** BEGIN Record list **

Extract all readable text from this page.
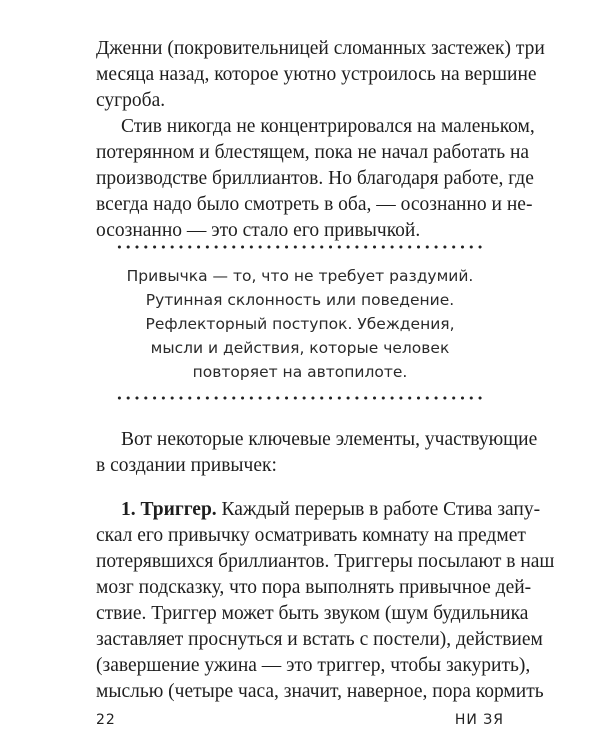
Дженни (покровительницей сломанных застежек) три
месяца назад, которое уютно устроилось на вершине
сугроба.
Стив никогда не концентрировался на маленьком,
потерянном и блестящем, пока не начал работать на
производстве бриллиантов. Но благодаря работе, где
всегда надо было смотреть в оба, — осознанно и не-
осознанно — это стало его привычкой.
Привычка — то, что не требует раздумий.
Рутинная склонность или поведение.
Рефлекторный поступок. Убеждения,
мысли и действия, которые человек
повторяет на автопилоте.
Вот некоторые ключевые элементы, участвующие
в создании привычек:
1. Триггер. Каждый перерыв в работе Стива запу-
скал его привычку осматривать комнату на предмет
потерявшихся бриллиантов. Триггеры посылают в наш
мозг подсказку, что пора выполнять привычное дей-
ствие. Триггер может быть звуком (шум будильника
заставляет проснуться и встать с постели), действием
(завершение ужина — это триггер, чтобы закурить),
мыслью (четыре часа, значит, наверное, пора кормить
22	НИ ЗЯ
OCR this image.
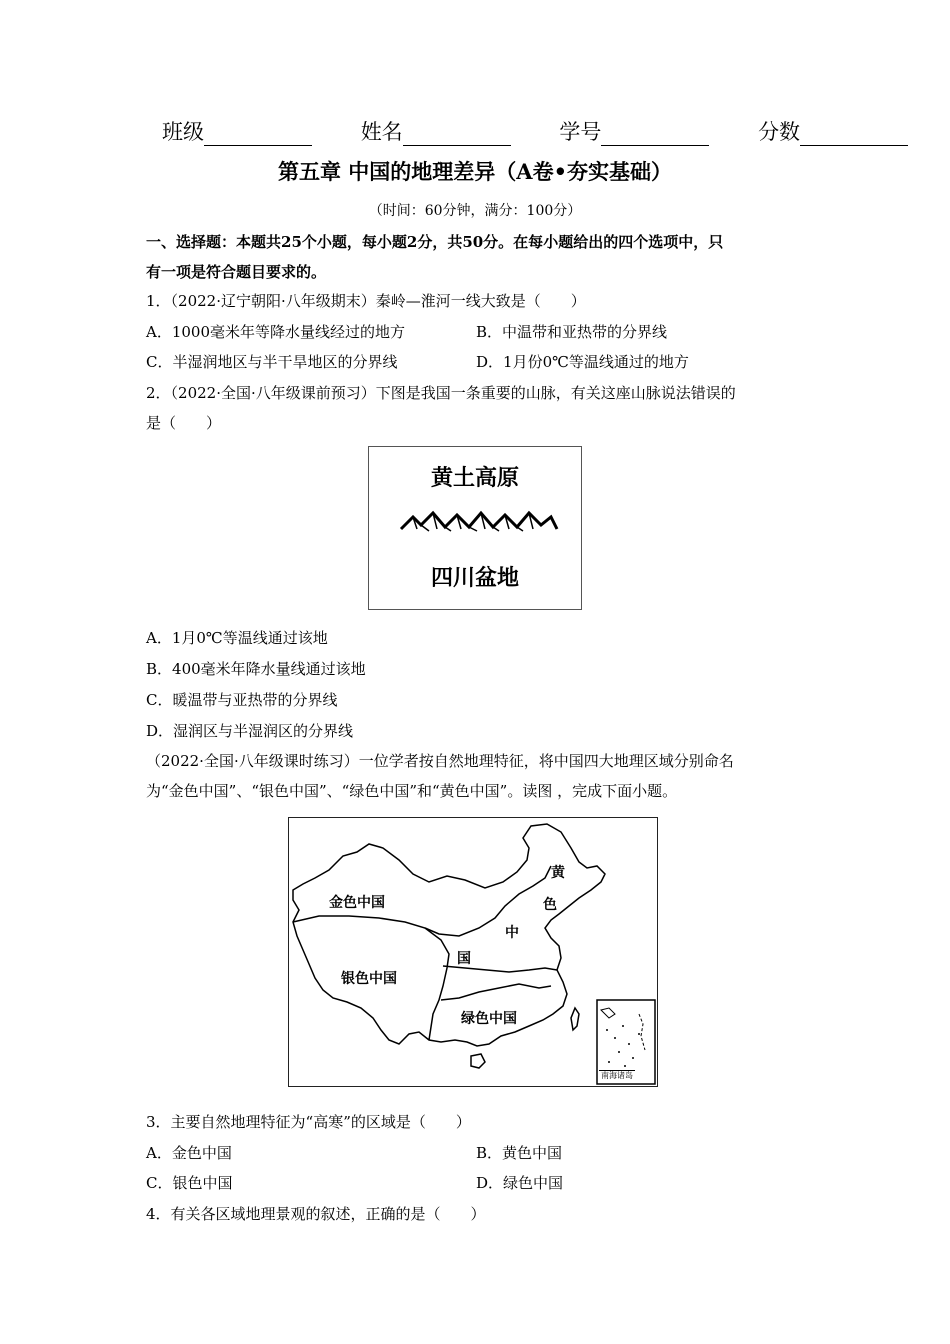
班级	姓名	学号	分数
第五章 中国的地理差异（A卷•夯实基础）
（时间：60分钟，满分：100分）
一、选择题：本题共25个小题，每小题2分，共50分。在每小题给出的四个选项中，只
有一项是符合题目要求的。
1．（2022·辽宁朝阳·八年级期末）秦岭—淮河一线大致是（　　）
A．1000毫米年等降水量线经过的地方	B．中温带和亚热带的分界线
C．半湿润地区与半干旱地区的分界线	D．1月份0℃等温线通过的地方
2．（2022·全国·八年级课前预习）下图是我国一条重要的山脉，有关这座山脉说法错误的
是（　　）
黄土高原
四川盆地
A．1月0℃等温线通过该地
B．400毫米年降水量线通过该地
C．暖温带与亚热带的分界线
D．湿润区与半湿润区的分界线
（2022·全国·八年级课时练习）一位学者按自然地理特征，将中国四大地理区域分别命名
为“金色中国”、“银色中国”、“绿色中国”和“黄色中国”。读图 ，完成下面小题。
金色中国
银色中国
绿色中国
黄
色
中
国
南海诸岛
3．主要自然地理特征为“高寒”的区域是（　　）
A．金色中国	B．黄色中国
C．银色中国	D．绿色中国
4．有关各区域地理景观的叙述，正确的是（　　）
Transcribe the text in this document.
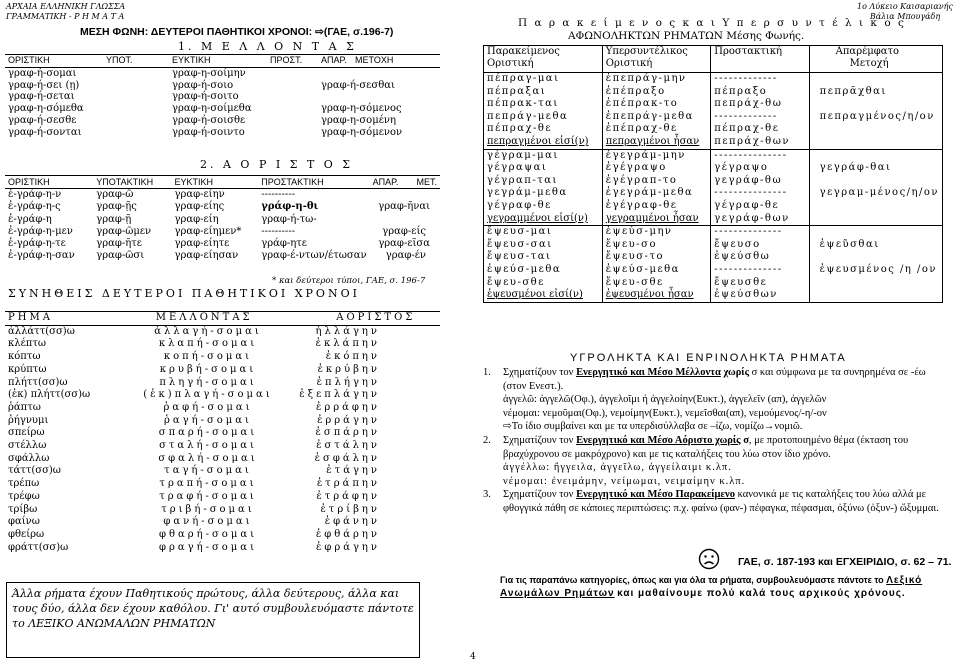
ΑΡΧΑΙΑ ΕΛΛΗΝΙΚΗ ΓΛΩΣΣΑ
ΓΡΑΜΜΑΤΙΚΗ - Ρ Η Μ Α Τ Α
1ο Λύκειο Καισαριανής
Βάλια Μπουγάδη
ΜΕΣΗ ΦΩΝΗ: ΔΕΥΤΕΡΟΙ ΠΑΘΗΤΙΚΟΙ ΧΡΟΝΟΙ: ⇨(ΓΑΕ, σ.196-7)
1. Μ Ε Λ Λ Ο Ν Τ Α Σ
ΟΡΙΣΤΙΚΗ	ΥΠΟΤ.	ΕΥΚΤΙΚΗ	ΠΡΟΣΤ.	ΑΠΑΡ.	ΜΕΤΟΧΗ
γραφ-ή-σομαι		γραφ-η-σοίμην			
γραφ-ή-σει (ῃ)		γραφ-ή-σοιο		γραφ-ή-σεσθαι	
γραφ-ή-σεται		γραφ-ή-σοιτο			
γραφ-η-σόμεθα		γραφ-η-σοίμεθα		γραφ-η-σόμενος	
γραφ-ή-σεσθε		γραφ-ή-σοισθε		γραφ-η-σομένη	
γραφ-ή-σονται		γραφ-ή-σοιντο		γραφ-η-σόμενον	
2. Α Ο Ρ Ι Σ Τ Ο Σ
ΟΡΙΣΤΙΚΗ	ΥΠΟΤΑΚΤΙΚΗ	ΕΥΚΤΙΚΗ	ΠΡΟΣΤΑΚΤΙΚΗ	ΑΠΑΡ.	ΜΕΤ.
ἐ-γράφ-η-ν	γραφ-ῶ	γραφ-είην	----------		
ἐ-γράφ-η-ς	γραφ-ῇς	γραφ-είης	γράφ-η-θι	γραφ-ῆναι	
ἐ-γράφ-η	γραφ-ῇ	γραφ-είη	γραφ-ή-τω-		
ἐ-γράφ-η-μεν	γραφ-ῶμεν	γραφ-είημεν*	----------	γραφ-είς	
ἐ-γράφ-η-τε	γραφ-ῆτε	γραφ-είητε	γράφ-ητε	γραφ-εῖσα	
ἐ-γράφ-η-σαν	γραφ-ῶσι	γραφ-είησαν	γραφ-έ-ντων/έτωσαν	γραφ-έν	
* και δεύτεροι τύποι, ΓΑΕ, σ. 196-7
ΣΥΝΗΘΕΙΣ ΔΕΥΤΕΡΟΙ ΠΑΘΗΤΙΚΟΙ ΧΡΟΝΟΙ
ΡΗΜΑ	ΜΕΛΛΟΝΤΑΣ	ΑΟΡΙΣΤΟΣ
ἀλλάττ(σσ)ω	ἀλλαγή-σομαι	ἠλλάγην
κλέπτω	κλαπή-σομαι	ἐκλάπην
κόπτω	κοπή-σομαι	ἐκόπην
κρύπτω	κρυβή-σομαι	ἐκρύβην
πλήττ(σσ)ω	πληγή-σομαι	ἐπλήγην
(ἐκ) πλήττ(σσ)ω	(ἐκ)πλαγή-σομαι	ἐξεπλάγην
ῥάπτω	ῥαφή-σομαι	ἐρράφην
ῥήγνυμι	ῥαγή-σομαι	ἐρράγην
σπείρω	σπαρή-σομαι	ἐσπάρην
στέλλω	σταλή-σομαι	ἐστάλην
σφάλλω	σφαλή-σομαι	ἐσφάλην
τάττ(σσ)ω	ταγή-σομαι	ἐτάγην
τρέπω	τραπή-σομαι	ἐτράπην
τρέφω	τραφή-σομαι	ἐτράφην
τρίβω	τριβή-σομαι	ἐτρίβην
φαίνω	φανή-σομαι	ἐφάνην
φθείρω	φθαρή-σομαι	ἐφθάρην
φράττ(σσ)ω	φραγή-σομαι	ἐφράγην
Άλλα ρήματα έχουν Παθητικούς πρώτους, άλλα δεύτερους, άλλα και τους δύο, άλλα δεν έχουν καθόλου. Γι' αυτό συμβουλευόμαστε πάντοτε το ΛΕΞΙΚΟ ΑΝΩΜΑΛΩΝ ΡΗΜΑΤΩΝ
4
Π α ρ α κ ε ί μ ε ν ο ς κ α ι Υ π ε ρ σ υ ν τ έ λ ι κ ο ς
ΑΦΩΝΟΛΗΚΤΩΝ ΡΗΜΑΤΩΝ Μέσης Φωνής.
Παρακείμενος
Οριστική	Υπερσυντέλικος
Οριστική	Προστακτική	Απαρέμφατο
Μετοχή
πέπραγ-μαι	ἐπεπράγ-μην	-------------	
πέπραξαι	ἐπέπραξο	πέπραξο	πεπρᾶχθαι
πέπρακ-ται	ἐπέπρακ-το	πεπράχ-θω	
πεπράγ-μεθα	ἐπεπράγ-μεθα	-------------	πεπραγμένος/η/ον
πέπραχ-θε	ἐπέπραχ-θε	πέπραχ-θε	
πεπραγμένοι εἰσί(ν)	πεπραγμένοι ἦσαν	πεπράχ-θων	
γέγραμ-μαι	ἐγεγράμ-μην	---------------	
γέγραψαι	ἐγέγραψο	γέγραψο	γεγράφ-θαι
γέγραπ-ται	ἐγέγραπ-το	γεγράφ-θω	
γεγράμ-μεθα	ἐγεγράμ-μεθα	---------------	γεγραμ-μένος/η/ον
γέγραφ-θε	ἐγέγραφ-θε	γέγραφ-θε	
γεγραμμένοι εἰσί(ν)	γεγραμμένοι ἦσαν	γεγράφ-θων	
ἔψευσ-μαι	ἐψεύσ-μην	--------------	
ἔψευσ-σαι	ἔψευ-σο	ἔψευσο	ἐψεῦσθαι
ἔψευσ-ται	ἔψευσ-το	ἐψεύσθω	
ἐψεύσ-μεθα	ἐψεύσ-μεθα	--------------	ἐψευσμένος /η /ον
ἔψευ-σθε	ἔψευ-σθε	ἔψευσθε	
ἐψευσμένοι εἰσί(ν)	ἐψευσμένοι ἦσαν	ἐψεύσθων	
ΥΓΡΟΛΗΚΤΑ ΚΑΙ ΕΝΡΙΝΟΛΗΚΤΑ ΡΗΜΑΤΑ
1. Σχηματίζουν τον Ενεργητικό και Μέσο Μέλλοντα χωρίς σ και σύμφωνα με τα συνηρημένα σε -έω (στον Ενεστ.).
ἀγγελῶ: ἀγγελῶ(Οφ.), ἀγγελοῖμι ή ἀγγελοίην(Ευκτ.), ἀγγελεῖν (απ), ἀγγελῶν
νέμομαι: νεμοῦμαι(Οφ.), νεμοίμην(Ευκτ.), νεμεῖσθαι(απ), νεμούμενος/-η/-ον
⇨Το ίδιο συμβαίνει και με τα υπερδισύλλαβα σε –ίζω, νομίζω→νομιῶ.
2. Σχηματίζουν τον Ενεργητικό και Μέσο Αόριστο χωρίς σ, με προτοποιημένο θέμα (έκταση του βραχύχρονου σε μακρόχρονο) και με τις καταλήξεις του λύω στον ίδιο χρόνο.
ἀγγέλλω: ἤγγειλα, ἀγγεῖλω, ἀγγείλαιμι κ.λπ.
νέμομαι: ἐνειμάμην, νείμωμαι, νειμαίμην κ.λπ.
3. Σχηματίζουν τον Ενεργητικό και Μέσο Παρακείμενο κανονικά με τις καταλήξεις του λύω αλλά με φθογγικά πάθη σε κάποιες περιπτώσεις: π.χ. φαίνω (φαν-) πέφαγκα, πέφασμαι, ὀξύνω (ὀξυν-) ὤξυμμαι.
ΓΑΕ, σ. 187-193 και ΕΓΧΕΙΡΙΔΙΟ, σ. 62 – 71.
Για τις παραπάνω κατηγορίες, όπως και για όλα τα ρήματα, συμβουλευόμαστε πάντοτε το Λεξικό Ανωμάλων Ρημάτων και μαθαίνουμε πολύ καλά τους αρχικούς χρόνους.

** END Record list **

> Requirements: Determine how many lines of the listing above hold the word "νέμομαι". Report that number without anything else.

> Task solution: 2